Consigne 1:
Placez dans un tableau Markdown les lignes des entrées, à partir du début des entrées jusqu'à la ligne contenant « header-band: E-16 MÁ » incluse, sans les lignes vides. Intitulez les colonnes « n° » pour le numéro de rang et « Ligne » pour la ligne elle-même.

Extrait du document:
+ + + + +

J.A. : Dans la rue où se concentrent les rapports de domination, mes dérives dansées mêlent artistes et non artistes. En connexion avec un quartier, les participants éprouvent avec leurs corps les rues, les places, les panneaux, leurs possibles ou leurs interdits. La ville est remplie de codes invisibles, de choses qu’on ne voit plus et auxquelles pourtant nos corps répondent par réflexe. Le processus émancipatoire consiste à utiliser notre liberté de mouvement pour déformer les gestes du quotidien et solliciter notre imaginaire. Ces performances impromptues s’adressent aux passants, un auditoire particulier que l’on interpelle dans son cadre routinier. En nous croisant, il constate qu’il est possible d’avancer autrement. Cela déclenche en lui une conscientisation, un rejet, une absurdité… Dans tous les cas, une autre vision du lieu, un temps inhabituel et un décalage dans sa quotidienneté. Si, au lieu de poursuivre sa route et de monter dans le tram, il reste sur le quai pour nous regarder performer, alors il amorce un pas de côté. C’est une première réponse sensible à la mise en question de nos aliénations qui peut l’amener plus loin vers un processus d’émancipation.
Que vous inspire la ville et son extension ?

+ + + + +

Consigne 2:
Indiquez si chacune des affirmations suivantes concorde avec l'extrait, en répondant par oui ou par non et en citant fidèlement les mots décisifs de l'extrait : (a) les dérives dansées réunissent uniquement des artistes ; (b) les performances s'adressent aux passants ; (c) la ville est présentée comme dépourvue de codes.

+ + + + +

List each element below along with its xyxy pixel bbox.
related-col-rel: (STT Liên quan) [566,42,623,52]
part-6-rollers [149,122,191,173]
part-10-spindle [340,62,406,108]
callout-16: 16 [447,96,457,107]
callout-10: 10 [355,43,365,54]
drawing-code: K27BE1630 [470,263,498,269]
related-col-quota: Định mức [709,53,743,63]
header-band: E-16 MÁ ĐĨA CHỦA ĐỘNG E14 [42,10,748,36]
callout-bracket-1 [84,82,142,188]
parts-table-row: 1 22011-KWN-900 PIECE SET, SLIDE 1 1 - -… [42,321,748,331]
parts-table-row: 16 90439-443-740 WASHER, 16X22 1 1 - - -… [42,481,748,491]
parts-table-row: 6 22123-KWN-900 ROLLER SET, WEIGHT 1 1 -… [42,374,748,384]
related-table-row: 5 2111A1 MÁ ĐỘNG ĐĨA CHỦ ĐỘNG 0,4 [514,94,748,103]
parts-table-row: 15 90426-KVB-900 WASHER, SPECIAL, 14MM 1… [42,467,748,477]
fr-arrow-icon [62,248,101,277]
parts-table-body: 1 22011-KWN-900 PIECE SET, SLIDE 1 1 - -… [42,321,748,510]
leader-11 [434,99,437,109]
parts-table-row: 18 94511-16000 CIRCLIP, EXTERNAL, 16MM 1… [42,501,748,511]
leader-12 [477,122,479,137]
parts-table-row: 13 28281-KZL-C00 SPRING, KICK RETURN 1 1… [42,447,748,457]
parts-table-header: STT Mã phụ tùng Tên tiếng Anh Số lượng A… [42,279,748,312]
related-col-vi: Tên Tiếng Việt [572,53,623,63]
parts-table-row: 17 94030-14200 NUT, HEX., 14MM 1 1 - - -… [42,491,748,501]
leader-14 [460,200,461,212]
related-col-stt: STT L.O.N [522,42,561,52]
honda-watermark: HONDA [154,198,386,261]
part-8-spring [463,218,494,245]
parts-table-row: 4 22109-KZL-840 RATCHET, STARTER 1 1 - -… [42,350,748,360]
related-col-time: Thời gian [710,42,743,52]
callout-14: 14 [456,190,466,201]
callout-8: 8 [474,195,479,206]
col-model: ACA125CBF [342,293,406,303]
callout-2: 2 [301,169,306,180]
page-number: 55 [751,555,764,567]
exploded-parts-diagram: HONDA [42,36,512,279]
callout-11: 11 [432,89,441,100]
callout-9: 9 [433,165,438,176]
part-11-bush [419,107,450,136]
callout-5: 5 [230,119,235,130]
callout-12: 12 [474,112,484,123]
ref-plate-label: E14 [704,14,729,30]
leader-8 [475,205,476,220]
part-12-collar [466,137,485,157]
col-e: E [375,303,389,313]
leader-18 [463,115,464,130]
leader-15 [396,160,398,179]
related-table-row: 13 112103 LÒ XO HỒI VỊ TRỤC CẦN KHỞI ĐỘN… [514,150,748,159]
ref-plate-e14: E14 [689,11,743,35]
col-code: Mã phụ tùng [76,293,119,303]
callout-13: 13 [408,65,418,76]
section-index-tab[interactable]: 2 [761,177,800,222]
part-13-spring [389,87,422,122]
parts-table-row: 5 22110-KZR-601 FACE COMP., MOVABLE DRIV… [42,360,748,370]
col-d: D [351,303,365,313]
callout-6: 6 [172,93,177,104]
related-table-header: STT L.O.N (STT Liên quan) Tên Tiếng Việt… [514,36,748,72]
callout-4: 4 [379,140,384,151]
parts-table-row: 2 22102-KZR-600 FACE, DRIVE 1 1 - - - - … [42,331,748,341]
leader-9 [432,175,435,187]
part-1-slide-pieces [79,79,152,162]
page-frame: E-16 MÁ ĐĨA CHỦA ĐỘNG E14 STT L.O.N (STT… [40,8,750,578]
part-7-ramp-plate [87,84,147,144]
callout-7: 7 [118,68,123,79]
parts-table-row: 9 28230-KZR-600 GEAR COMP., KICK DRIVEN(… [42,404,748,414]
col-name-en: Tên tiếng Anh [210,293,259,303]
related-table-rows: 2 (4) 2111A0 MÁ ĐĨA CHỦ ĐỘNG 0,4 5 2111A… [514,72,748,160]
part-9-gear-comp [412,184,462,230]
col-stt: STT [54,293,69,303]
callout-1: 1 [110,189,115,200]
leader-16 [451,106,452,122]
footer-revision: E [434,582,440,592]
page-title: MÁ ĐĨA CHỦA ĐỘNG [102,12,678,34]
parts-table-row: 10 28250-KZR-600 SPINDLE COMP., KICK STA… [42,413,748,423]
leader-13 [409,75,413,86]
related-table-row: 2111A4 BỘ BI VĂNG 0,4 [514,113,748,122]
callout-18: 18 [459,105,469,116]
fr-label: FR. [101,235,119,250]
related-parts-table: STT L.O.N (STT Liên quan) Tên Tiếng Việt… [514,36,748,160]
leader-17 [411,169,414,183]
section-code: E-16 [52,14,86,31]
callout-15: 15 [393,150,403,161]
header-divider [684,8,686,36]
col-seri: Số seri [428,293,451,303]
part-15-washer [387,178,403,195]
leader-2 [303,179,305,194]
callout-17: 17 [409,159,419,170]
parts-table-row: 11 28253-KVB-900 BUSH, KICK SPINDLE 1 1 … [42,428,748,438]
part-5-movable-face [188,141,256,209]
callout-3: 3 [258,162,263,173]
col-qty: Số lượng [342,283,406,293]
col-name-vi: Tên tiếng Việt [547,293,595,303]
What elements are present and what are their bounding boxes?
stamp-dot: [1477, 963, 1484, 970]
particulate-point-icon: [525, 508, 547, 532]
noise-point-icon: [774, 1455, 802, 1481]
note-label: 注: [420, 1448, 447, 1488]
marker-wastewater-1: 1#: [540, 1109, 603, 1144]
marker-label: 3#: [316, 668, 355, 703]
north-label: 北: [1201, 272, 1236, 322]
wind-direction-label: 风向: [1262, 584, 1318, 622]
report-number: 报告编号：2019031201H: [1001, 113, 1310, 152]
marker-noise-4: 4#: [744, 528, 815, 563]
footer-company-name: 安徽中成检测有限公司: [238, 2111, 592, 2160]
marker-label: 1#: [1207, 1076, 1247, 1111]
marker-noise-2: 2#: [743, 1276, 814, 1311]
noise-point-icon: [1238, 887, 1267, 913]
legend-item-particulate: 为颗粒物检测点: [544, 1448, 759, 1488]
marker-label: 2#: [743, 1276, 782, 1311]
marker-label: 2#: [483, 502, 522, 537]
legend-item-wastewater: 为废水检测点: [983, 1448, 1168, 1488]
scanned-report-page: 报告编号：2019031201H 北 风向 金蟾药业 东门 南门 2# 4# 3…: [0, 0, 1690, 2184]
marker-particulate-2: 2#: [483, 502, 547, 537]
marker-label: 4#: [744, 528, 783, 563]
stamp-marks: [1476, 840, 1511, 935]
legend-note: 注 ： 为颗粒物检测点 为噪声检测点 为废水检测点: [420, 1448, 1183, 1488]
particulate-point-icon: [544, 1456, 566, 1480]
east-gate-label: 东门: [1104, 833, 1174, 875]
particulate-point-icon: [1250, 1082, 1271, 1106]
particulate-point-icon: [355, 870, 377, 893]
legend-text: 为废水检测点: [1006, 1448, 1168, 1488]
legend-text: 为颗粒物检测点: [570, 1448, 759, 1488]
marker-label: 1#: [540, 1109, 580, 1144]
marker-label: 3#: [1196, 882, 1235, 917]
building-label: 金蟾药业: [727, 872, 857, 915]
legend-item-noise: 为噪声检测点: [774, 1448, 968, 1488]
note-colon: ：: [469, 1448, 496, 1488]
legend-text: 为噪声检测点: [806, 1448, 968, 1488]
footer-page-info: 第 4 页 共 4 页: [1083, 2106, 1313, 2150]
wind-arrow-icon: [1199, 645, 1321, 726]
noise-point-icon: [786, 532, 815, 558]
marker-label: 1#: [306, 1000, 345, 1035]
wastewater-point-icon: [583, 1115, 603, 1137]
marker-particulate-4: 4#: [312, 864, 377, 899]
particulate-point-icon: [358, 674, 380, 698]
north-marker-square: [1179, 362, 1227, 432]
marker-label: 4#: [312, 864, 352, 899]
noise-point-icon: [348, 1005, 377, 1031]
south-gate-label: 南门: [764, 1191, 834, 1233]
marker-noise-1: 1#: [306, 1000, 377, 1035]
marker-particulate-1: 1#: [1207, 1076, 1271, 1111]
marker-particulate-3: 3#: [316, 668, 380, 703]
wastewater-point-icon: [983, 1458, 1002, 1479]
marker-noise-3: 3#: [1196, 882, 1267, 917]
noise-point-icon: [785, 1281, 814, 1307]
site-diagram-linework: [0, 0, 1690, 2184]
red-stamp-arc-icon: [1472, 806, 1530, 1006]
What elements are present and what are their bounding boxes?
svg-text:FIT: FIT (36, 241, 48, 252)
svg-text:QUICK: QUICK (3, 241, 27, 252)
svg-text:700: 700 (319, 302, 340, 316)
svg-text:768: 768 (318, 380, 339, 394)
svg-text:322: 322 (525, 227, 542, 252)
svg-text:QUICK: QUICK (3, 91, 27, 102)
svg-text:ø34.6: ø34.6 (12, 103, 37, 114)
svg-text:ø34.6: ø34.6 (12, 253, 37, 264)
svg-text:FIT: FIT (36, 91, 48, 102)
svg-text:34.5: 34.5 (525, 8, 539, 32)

+ + + + +

Corrigé 1:
| n° | Ligne |
|---|---|
| 1 | List each element below along with its xyxy pixel bbox. |
| 2 | related-col-rel: (STT Liên quan) [566,42,623,52] |
| 3 | part-6-rollers [149,122,191,173] |
| 4 | part-10-spindle [340,62,406,108] |
| 5 | callout-16: 16 [447,96,457,107] |
| 6 | callout-10: 10 [355,43,365,54] |
| 7 | drawing-code: K27BE1630 [470,263,498,269] |
| 8 | related-col-quota: Định mức [709,53,743,63] |
| 9 | header-band: E-16 MÁ ĐĨA CHỦA ĐỘNG E14 [42,10,748,36] |

Corrigé 2:
(a) Non : « mes dérives dansées mêlent artistes et non artistes ».
(b) Oui : « Ces performances impromptues s’adressent aux passants ».
(c) Non : « La ville est remplie de codes invisibles ».